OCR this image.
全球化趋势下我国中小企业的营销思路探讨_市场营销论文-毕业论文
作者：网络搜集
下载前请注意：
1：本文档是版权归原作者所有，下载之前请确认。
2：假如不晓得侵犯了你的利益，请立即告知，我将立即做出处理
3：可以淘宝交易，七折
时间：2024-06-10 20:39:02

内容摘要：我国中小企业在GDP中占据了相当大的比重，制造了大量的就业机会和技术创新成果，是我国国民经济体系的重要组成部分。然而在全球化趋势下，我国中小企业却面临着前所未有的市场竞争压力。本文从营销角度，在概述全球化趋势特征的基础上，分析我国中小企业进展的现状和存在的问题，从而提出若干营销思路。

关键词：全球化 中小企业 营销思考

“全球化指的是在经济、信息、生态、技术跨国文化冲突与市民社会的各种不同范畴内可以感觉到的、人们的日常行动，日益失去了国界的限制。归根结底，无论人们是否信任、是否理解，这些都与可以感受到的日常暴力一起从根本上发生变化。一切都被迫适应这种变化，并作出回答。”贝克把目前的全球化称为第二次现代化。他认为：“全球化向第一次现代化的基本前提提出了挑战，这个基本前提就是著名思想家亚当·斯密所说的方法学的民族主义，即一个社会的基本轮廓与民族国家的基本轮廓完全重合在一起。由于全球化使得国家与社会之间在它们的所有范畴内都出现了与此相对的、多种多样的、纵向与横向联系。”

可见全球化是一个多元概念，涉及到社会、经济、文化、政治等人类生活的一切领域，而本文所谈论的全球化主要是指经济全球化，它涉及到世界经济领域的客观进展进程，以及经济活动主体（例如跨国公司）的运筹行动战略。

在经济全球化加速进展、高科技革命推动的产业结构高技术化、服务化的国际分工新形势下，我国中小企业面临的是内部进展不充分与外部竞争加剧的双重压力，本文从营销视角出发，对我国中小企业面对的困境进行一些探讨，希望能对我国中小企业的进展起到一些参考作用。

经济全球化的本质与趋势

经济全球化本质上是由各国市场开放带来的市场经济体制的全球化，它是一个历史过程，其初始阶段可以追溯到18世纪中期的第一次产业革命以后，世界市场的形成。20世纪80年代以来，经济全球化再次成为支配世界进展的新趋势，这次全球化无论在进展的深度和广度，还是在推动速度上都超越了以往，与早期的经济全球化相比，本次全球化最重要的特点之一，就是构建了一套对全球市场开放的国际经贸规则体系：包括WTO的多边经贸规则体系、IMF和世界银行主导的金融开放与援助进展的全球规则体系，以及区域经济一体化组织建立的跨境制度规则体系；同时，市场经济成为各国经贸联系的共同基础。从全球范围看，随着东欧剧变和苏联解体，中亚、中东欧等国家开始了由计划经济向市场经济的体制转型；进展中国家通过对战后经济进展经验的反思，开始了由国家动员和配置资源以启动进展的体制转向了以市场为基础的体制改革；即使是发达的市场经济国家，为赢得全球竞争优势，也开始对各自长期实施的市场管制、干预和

========================

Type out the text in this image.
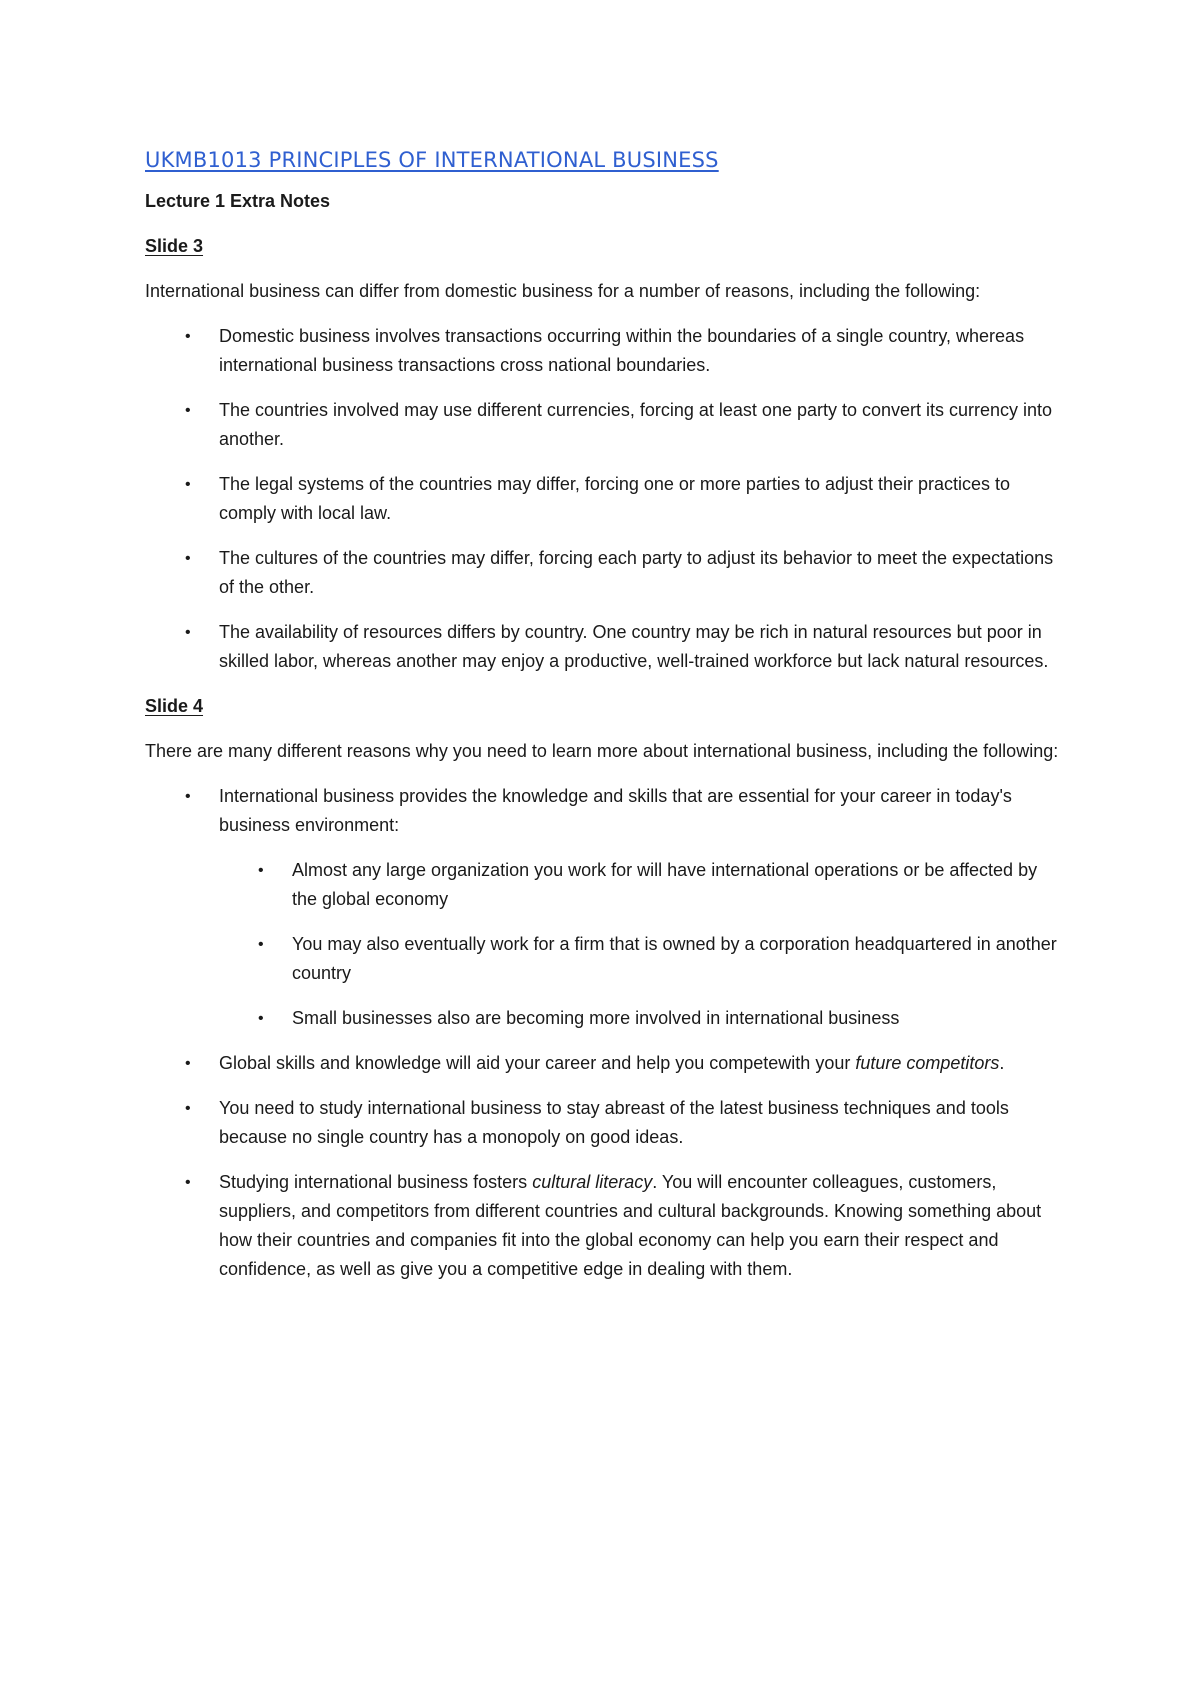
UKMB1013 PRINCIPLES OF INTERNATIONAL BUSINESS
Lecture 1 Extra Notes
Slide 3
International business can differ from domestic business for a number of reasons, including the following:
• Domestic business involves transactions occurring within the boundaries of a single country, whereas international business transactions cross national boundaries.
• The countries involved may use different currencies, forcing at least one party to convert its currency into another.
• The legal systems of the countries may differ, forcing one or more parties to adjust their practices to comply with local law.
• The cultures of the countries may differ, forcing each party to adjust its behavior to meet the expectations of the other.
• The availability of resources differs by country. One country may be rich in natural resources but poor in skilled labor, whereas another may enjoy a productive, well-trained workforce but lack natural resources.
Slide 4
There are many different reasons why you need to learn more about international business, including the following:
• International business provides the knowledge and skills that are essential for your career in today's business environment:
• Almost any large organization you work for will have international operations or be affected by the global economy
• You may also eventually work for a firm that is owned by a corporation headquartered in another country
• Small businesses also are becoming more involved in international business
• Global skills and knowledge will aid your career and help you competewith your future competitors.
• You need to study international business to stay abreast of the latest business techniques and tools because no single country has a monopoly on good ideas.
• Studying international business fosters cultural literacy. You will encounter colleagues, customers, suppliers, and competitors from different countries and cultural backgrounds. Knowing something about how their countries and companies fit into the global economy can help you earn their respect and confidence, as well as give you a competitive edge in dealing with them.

========================

[TASK OBJECTIVE] Above are the records; copy every line in them that holds the word "image".

[TASK RESULT]
OCR this image.
Type out the text in this image.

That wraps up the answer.